INPUT FOR THIS TASK –
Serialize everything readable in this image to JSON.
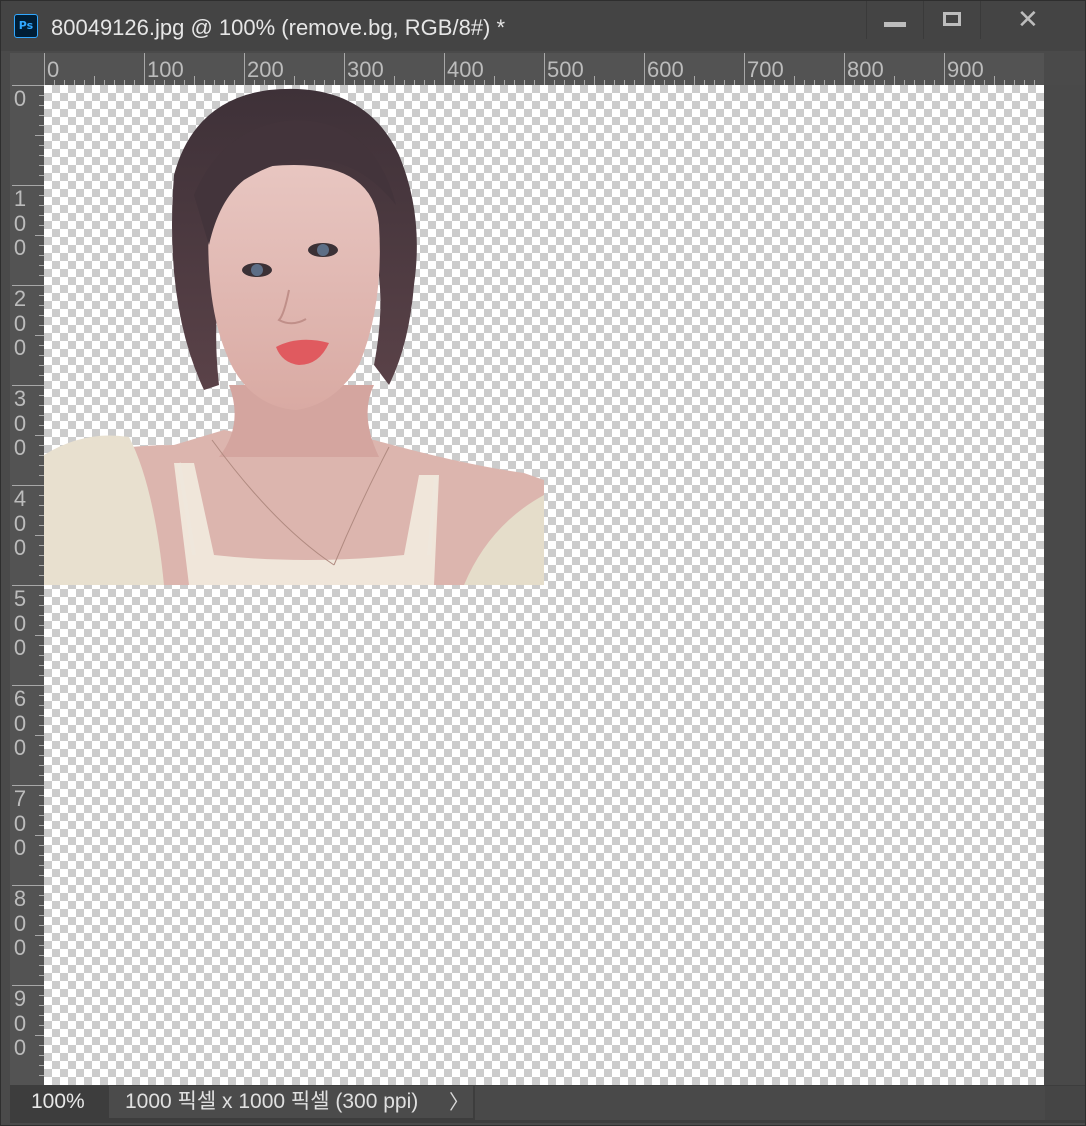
{
  "window": {
    "app_icon": "Ps",
    "title": "80049126.jpg @ 100% (remove.bg, RGB/8#) *",
    "controls": {
      "minimize_icon": "minimize-icon",
      "maximize_icon": "maximize-icon",
      "close_glyph": "✕"
    }
  },
  "rulers": {
    "top_labels": [
      "0",
      "100",
      "200",
      "300",
      "400",
      "500",
      "600",
      "700",
      "800",
      "900"
    ],
    "left_labels": [
      "0",
      "100",
      "200",
      "300",
      "400",
      "500",
      "600",
      "700",
      "800",
      "900"
    ]
  },
  "canvas": {
    "layer_name": "remove.bg",
    "image_subject": "cut-out portrait photo of a woman on transparent background"
  },
  "status_bar": {
    "zoom": "100%",
    "doc_info": "1000 픽셀 x 1000 픽셀 (300 ppi)",
    "arrow_glyph": "〉"
  },
  "colors": {
    "chrome_bg": "#4a4a4a",
    "ruler_bg": "#535353",
    "checker_light": "#ffffff",
    "checker_dark": "#cccccc",
    "ps_blue": "#31a8ff",
    "ps_navy": "#001e36"
  }
}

GOAL –
Quote the material in full and exactly; do not carry over its pictures.

ANSWER FOR THE TASK –
Serialize everything readable in this image to JSON.
{
  "window": {
    "app_icon": "Ps",
    "title": "80049126.jpg @ 100% (remove.bg, RGB/8#) *",
    "controls": {
      "minimize_icon": "minimize-icon",
      "maximize_icon": "maximize-icon",
      "close_glyph": "✕"
    }
  },
  "rulers": {
    "top_labels": [
      "0",
      "100",
      "200",
      "300",
      "400",
      "500",
      "600",
      "700",
      "800",
      "900"
    ],
    "left_labels": [
      "0",
      "100",
      "200",
      "300",
      "400",
      "500",
      "600",
      "700",
      "800",
      "900"
    ]
  },
  "canvas": {
    "layer_name": "remove.bg",
    "image_subject": "cut-out portrait photo of a woman on transparent background"
  },
  "status_bar": {
    "zoom": "100%",
    "doc_info": "1000 픽셀 x 1000 픽셀 (300 ppi)",
    "arrow_glyph": "〉"
  },
  "colors": {
    "chrome_bg": "#4a4a4a",
    "ruler_bg": "#535353",
    "checker_light": "#ffffff",
    "checker_dark": "#cccccc",
    "ps_blue": "#31a8ff",
    "ps_navy": "#001e36"
  }
}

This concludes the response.